• Short problem:
Pick every line with "учащихся" from the material below.

--*--

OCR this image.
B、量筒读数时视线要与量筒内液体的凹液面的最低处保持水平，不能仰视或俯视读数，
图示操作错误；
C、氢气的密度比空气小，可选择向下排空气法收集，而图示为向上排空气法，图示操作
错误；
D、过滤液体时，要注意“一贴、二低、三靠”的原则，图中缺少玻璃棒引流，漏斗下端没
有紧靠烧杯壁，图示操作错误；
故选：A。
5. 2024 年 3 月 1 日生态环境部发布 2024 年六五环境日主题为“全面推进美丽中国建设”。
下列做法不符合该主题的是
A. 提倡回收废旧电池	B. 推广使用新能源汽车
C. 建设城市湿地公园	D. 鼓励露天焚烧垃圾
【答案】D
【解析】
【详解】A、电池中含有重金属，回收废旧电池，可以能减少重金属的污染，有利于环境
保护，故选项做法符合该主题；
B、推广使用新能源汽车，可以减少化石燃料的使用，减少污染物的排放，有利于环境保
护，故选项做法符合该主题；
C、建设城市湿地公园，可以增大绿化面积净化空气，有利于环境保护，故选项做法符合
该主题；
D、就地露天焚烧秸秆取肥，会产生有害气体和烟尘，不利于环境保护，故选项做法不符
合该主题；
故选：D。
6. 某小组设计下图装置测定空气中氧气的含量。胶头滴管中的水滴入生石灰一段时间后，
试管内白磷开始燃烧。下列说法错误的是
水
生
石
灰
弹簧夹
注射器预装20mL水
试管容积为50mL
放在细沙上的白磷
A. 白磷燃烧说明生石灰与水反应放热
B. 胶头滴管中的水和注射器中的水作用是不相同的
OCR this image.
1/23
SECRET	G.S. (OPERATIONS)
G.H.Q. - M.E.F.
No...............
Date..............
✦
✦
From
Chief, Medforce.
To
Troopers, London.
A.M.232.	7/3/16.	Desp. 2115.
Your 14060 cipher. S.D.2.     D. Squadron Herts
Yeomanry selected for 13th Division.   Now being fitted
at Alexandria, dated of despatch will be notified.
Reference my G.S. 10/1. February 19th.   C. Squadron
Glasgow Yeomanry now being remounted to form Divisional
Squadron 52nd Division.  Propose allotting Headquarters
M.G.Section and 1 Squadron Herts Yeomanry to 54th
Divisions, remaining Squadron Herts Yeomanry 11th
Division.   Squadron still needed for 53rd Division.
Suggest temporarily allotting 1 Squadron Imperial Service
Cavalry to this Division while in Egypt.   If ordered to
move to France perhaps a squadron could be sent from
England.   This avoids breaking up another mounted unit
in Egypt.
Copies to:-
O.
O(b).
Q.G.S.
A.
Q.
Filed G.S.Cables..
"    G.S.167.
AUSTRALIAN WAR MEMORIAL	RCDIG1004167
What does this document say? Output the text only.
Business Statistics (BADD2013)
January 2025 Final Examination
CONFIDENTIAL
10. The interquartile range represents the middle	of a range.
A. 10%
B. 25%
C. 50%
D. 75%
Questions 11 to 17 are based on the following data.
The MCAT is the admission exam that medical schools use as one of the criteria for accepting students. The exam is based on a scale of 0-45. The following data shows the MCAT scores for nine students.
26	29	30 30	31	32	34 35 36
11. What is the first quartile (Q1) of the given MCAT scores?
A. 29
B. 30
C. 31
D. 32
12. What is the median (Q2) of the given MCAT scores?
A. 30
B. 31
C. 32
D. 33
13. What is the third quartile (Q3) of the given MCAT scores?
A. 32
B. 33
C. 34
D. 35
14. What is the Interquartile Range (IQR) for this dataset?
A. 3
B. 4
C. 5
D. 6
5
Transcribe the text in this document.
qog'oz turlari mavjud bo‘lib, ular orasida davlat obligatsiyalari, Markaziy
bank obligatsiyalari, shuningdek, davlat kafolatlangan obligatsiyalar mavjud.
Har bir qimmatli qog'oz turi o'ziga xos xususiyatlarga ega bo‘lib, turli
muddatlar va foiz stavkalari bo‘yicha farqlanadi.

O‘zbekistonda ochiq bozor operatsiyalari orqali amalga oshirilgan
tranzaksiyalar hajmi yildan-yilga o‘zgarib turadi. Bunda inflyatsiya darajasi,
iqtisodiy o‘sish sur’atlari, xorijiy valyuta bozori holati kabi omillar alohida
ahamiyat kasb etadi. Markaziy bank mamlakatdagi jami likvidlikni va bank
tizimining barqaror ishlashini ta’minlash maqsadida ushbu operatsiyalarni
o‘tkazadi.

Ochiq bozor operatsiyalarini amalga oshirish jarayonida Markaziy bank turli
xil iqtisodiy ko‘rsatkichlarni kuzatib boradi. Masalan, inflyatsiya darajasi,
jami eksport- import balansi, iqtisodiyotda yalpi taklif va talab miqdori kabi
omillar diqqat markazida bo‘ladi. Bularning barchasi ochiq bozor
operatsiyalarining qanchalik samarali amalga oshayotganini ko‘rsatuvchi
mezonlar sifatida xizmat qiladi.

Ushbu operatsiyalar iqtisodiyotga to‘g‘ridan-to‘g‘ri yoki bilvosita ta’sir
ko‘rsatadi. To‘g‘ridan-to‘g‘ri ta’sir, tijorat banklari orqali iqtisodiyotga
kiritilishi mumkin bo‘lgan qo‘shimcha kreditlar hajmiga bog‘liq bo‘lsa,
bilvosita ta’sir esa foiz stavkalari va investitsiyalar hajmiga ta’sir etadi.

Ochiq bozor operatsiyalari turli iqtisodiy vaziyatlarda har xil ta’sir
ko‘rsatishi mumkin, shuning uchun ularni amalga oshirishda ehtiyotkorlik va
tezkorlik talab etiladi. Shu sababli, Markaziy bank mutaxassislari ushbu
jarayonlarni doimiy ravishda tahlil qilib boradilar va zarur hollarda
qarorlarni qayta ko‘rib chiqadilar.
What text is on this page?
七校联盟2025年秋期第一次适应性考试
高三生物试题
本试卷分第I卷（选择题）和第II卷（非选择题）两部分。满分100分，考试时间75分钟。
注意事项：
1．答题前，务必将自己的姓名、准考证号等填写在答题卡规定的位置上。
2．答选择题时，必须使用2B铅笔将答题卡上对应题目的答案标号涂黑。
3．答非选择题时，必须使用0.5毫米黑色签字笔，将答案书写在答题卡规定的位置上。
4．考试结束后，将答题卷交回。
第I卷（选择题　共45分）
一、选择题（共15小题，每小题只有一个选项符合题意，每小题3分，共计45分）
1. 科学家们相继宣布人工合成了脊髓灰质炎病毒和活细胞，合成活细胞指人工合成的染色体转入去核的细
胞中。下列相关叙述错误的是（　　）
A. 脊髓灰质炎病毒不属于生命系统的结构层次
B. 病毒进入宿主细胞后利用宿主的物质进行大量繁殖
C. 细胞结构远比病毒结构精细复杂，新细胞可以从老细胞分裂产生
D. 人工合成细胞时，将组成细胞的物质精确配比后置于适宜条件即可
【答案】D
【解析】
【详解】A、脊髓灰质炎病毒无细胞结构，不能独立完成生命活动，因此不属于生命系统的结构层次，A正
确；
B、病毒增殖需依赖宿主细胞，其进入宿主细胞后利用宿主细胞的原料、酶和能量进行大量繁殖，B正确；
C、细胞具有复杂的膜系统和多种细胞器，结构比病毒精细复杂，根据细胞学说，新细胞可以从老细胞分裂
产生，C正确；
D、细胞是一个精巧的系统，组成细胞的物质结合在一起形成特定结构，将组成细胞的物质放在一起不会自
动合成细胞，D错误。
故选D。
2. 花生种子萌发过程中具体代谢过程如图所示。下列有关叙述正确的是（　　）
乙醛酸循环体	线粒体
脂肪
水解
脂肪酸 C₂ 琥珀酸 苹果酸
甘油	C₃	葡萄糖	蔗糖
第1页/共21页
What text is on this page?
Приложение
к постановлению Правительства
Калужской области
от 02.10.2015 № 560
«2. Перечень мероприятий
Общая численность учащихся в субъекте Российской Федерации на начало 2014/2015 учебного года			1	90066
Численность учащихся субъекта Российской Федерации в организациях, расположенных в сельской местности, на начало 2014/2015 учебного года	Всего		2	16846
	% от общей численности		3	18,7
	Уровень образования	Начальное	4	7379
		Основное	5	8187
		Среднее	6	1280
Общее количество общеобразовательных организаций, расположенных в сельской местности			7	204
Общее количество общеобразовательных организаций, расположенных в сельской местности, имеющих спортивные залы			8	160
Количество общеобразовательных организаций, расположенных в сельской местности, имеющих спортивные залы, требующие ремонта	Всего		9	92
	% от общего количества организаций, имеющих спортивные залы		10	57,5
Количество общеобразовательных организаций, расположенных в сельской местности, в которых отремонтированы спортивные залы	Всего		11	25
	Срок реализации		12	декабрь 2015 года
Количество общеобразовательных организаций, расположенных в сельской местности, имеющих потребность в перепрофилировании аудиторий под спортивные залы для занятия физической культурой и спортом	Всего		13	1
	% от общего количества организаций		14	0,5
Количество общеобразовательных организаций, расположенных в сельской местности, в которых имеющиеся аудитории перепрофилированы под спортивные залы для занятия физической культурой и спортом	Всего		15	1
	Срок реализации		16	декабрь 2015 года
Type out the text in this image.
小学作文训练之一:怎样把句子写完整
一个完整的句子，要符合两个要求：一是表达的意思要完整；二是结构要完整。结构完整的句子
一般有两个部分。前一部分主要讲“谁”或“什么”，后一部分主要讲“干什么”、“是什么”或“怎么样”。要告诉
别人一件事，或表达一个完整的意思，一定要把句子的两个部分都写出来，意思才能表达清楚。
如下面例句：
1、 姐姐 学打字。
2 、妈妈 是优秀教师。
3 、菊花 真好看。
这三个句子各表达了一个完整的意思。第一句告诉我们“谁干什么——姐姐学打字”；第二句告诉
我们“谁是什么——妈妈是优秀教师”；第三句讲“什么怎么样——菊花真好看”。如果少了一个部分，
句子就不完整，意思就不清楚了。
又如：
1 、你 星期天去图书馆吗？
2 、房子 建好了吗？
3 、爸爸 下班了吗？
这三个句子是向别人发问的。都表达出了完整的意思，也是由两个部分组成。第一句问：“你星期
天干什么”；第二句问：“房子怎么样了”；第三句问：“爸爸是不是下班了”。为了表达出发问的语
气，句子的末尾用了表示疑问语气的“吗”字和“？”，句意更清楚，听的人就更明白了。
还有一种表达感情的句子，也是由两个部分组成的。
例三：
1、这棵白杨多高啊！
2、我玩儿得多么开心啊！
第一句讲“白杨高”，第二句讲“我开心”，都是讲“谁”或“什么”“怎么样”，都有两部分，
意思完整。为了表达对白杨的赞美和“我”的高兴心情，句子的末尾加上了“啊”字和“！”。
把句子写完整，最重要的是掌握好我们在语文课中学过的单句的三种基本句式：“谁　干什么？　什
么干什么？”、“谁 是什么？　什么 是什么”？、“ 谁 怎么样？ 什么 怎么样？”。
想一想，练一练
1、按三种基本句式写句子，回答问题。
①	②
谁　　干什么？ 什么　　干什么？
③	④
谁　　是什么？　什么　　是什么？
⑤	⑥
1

--*--

• Task answer:
Общая численность учащихся в субъекте Российской Федерации на начало 2014/2015 учебного года			1	90066
Численность учащихся субъекта Российской Федерации в организациях, расположенных в сельской местности, на начало 2014/2015 учебного года	Всего		2	16846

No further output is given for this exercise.